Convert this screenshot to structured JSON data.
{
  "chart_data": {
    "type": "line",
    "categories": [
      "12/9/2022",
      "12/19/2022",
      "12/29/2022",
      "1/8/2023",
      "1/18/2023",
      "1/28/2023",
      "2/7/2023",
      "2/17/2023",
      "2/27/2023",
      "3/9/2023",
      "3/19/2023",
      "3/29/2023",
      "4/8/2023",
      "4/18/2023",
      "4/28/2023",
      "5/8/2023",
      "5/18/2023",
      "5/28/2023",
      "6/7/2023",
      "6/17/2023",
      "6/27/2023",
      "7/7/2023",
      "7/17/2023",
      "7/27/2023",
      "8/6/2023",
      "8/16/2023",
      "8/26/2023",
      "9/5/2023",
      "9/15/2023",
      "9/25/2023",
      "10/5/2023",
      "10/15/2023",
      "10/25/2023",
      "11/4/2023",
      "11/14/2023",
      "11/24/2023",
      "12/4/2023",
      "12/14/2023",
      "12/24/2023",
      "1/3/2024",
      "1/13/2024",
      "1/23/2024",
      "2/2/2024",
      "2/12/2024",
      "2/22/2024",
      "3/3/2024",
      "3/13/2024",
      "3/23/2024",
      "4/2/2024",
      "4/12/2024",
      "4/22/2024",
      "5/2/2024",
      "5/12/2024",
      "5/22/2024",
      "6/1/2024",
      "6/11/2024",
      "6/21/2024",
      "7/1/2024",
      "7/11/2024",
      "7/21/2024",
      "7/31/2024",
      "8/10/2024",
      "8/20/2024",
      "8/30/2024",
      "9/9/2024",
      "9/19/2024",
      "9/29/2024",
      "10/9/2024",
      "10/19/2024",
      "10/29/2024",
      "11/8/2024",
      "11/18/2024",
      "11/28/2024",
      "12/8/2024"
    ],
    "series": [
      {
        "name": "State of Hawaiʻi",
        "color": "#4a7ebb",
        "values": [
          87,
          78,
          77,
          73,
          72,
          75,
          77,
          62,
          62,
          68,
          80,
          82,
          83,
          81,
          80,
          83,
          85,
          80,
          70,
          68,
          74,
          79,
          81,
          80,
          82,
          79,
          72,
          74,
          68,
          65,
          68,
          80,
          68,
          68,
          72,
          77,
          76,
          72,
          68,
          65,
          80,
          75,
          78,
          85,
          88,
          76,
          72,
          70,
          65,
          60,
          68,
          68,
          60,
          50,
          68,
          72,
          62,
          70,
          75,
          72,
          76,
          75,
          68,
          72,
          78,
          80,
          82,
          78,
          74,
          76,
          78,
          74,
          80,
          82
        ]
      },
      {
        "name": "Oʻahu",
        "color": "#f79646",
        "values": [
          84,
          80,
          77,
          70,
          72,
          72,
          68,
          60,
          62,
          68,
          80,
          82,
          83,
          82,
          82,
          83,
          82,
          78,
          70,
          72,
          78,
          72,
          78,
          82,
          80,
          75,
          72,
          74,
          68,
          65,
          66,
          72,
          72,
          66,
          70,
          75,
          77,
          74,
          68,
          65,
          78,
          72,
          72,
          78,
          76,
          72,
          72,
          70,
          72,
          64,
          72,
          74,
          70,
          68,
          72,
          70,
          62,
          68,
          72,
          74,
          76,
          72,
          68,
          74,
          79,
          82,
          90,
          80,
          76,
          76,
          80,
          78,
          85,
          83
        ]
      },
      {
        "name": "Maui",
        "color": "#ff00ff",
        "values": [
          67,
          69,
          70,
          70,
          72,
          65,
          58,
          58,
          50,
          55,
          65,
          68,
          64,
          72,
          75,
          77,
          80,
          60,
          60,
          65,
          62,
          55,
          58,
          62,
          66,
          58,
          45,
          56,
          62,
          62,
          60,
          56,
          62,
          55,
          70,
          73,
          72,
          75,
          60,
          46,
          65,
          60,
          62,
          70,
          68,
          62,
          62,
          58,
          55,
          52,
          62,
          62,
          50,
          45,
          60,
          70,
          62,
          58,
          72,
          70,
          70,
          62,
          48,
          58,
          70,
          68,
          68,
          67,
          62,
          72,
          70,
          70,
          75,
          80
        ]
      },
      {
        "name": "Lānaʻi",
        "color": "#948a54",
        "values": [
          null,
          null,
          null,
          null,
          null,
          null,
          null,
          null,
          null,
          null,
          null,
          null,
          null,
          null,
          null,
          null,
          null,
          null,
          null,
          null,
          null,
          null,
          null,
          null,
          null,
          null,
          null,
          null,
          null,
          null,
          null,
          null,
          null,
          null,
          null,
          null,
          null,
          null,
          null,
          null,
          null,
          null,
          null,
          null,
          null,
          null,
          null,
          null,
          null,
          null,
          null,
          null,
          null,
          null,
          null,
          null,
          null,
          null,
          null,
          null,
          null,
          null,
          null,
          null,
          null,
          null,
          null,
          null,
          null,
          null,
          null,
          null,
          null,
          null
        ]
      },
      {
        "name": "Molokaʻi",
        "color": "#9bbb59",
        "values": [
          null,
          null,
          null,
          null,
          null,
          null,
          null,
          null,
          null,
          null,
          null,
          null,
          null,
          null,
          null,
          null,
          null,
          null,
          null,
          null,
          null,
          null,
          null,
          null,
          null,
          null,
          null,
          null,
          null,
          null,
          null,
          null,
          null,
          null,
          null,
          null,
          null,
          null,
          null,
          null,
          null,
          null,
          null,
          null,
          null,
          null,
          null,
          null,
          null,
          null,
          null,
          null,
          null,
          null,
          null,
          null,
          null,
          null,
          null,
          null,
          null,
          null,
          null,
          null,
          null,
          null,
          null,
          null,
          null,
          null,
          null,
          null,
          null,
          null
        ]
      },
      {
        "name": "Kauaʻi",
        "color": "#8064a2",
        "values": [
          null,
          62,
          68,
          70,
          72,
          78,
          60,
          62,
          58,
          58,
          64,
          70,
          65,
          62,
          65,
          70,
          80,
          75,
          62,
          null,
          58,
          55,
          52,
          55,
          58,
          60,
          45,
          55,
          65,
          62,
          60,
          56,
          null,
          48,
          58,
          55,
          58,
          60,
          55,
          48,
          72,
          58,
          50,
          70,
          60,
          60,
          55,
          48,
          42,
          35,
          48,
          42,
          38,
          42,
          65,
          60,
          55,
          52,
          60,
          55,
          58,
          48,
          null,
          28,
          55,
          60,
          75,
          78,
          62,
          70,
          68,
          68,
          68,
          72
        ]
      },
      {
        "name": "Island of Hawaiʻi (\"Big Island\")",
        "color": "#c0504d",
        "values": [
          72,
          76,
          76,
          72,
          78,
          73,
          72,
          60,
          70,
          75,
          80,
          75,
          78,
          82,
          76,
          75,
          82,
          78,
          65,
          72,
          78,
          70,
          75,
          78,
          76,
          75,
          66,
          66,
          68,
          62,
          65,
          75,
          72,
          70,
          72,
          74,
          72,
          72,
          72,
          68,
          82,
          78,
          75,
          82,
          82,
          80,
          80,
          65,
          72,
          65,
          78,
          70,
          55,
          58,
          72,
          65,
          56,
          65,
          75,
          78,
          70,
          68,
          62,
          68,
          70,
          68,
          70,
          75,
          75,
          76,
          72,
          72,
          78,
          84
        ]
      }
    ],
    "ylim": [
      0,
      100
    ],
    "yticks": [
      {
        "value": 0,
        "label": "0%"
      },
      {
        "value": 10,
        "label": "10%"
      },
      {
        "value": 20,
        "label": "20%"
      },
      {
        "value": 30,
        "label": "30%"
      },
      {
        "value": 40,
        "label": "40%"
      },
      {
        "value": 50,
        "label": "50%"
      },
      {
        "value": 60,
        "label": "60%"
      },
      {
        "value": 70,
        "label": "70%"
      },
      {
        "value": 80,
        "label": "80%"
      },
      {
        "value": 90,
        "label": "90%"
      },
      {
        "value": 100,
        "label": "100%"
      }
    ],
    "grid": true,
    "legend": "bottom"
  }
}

___

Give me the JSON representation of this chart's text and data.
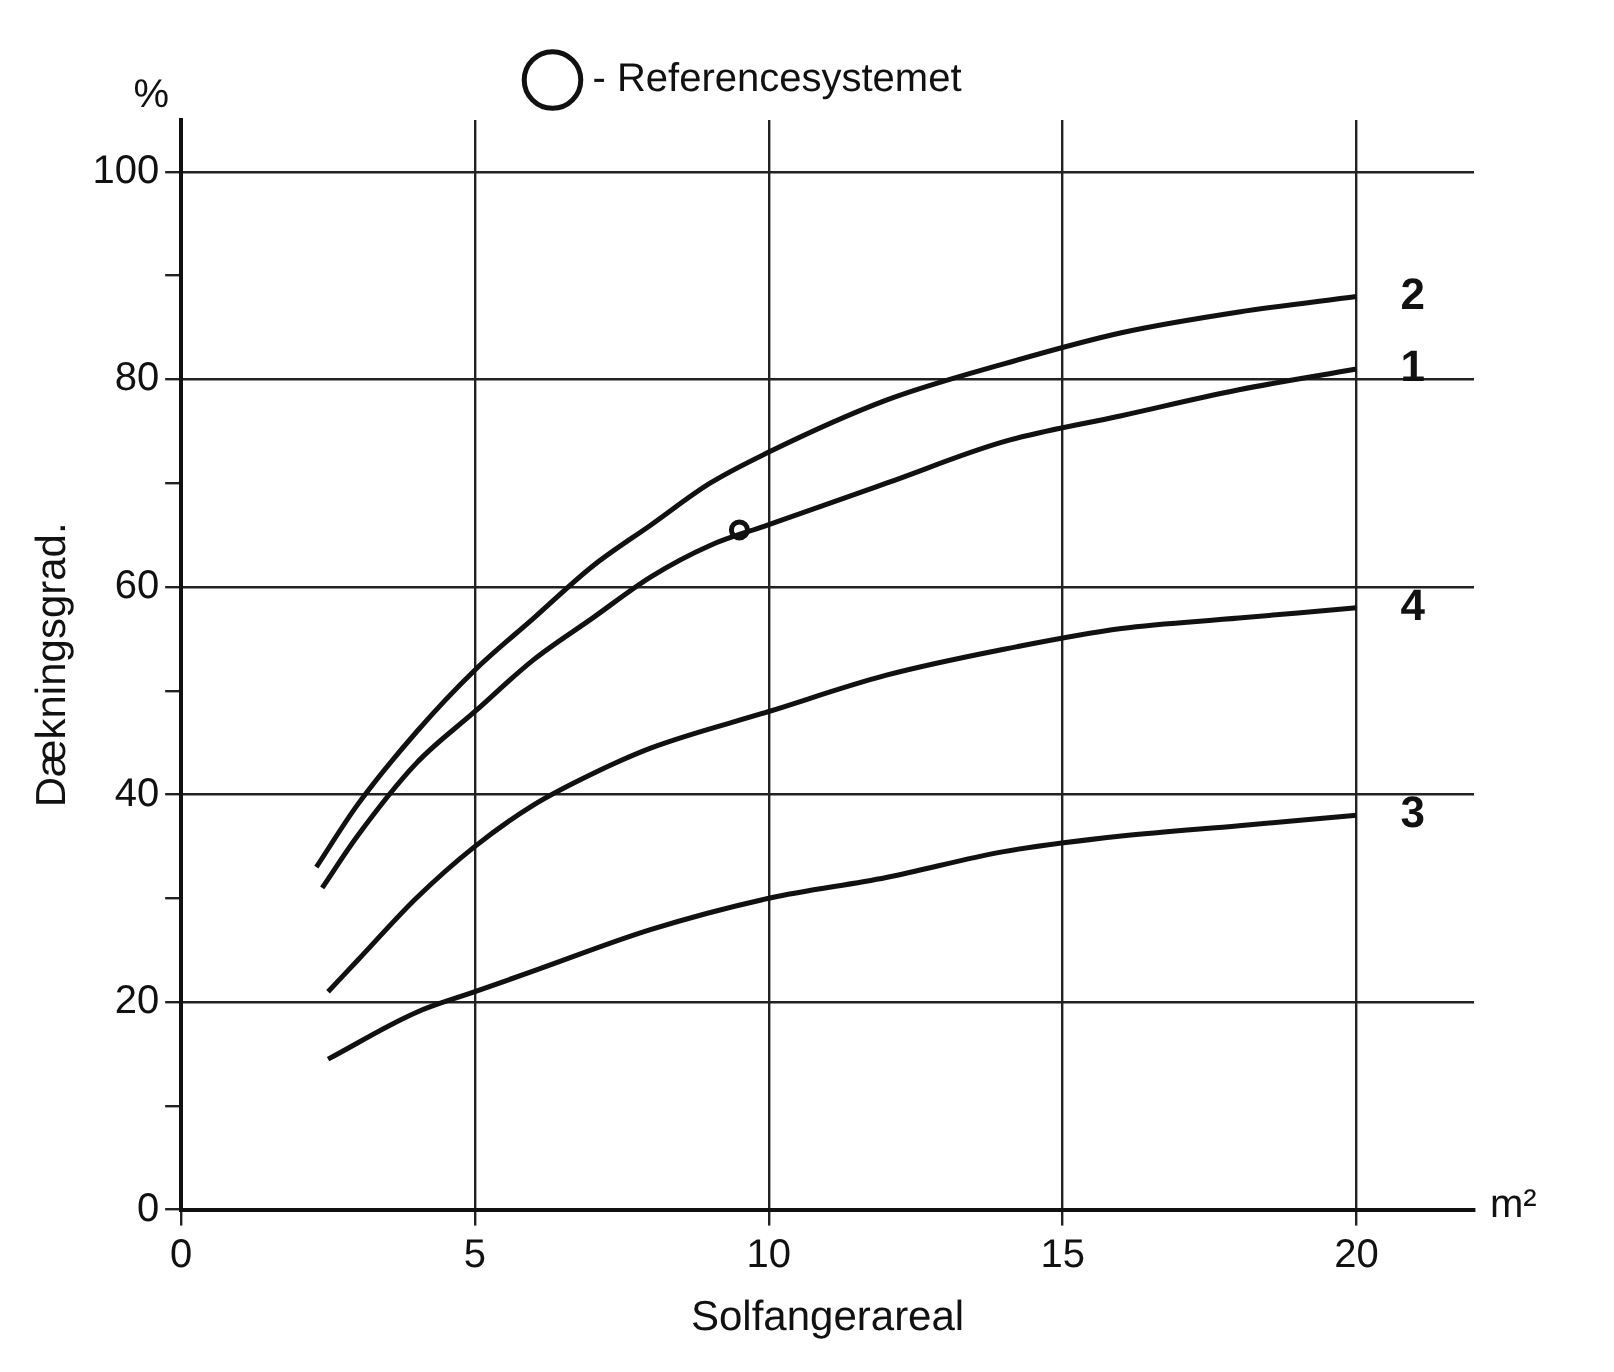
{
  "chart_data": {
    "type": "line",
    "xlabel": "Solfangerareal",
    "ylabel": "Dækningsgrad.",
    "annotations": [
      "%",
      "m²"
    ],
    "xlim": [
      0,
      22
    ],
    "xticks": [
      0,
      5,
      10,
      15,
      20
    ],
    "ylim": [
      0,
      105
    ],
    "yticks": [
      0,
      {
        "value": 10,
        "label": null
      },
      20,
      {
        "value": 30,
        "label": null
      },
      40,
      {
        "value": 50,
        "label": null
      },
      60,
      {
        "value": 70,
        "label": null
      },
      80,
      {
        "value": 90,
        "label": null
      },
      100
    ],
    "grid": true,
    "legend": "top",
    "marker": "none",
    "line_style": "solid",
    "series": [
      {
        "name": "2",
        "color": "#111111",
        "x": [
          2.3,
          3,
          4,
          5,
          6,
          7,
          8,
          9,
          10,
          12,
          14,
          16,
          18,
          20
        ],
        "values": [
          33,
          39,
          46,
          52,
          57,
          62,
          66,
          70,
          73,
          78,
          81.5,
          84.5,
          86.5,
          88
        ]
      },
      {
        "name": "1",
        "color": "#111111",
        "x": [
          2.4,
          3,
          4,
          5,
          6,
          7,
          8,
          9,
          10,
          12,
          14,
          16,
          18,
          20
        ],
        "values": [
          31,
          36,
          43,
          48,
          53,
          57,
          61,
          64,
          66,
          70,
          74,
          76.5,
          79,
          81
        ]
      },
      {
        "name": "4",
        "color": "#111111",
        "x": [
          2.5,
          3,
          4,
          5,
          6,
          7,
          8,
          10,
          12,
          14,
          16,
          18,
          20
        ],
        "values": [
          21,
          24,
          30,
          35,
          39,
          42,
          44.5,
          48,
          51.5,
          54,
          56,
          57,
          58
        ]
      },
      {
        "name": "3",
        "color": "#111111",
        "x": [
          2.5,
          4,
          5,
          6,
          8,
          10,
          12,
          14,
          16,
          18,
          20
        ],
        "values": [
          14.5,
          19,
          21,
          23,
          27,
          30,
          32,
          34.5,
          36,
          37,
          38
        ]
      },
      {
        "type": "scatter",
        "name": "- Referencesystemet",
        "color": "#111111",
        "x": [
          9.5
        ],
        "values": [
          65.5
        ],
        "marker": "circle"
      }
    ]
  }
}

___

**Stated exercise**
Return every line in the listing that contains the word "name".

**Task answer**
        "name": "State of Hawaiʻi",
        "name": "Oʻahu",
        "name": "Maui",
        "name": "Lānaʻi",
        "name": "Molokaʻi",
        "name": "Kauaʻi",
        "name": "Island of Hawaiʻi (\"Big Island\")",
        "name": "2",
        "name": "1",
        "name": "4",
        "name": "3",
        "name": "- Referencesystemet",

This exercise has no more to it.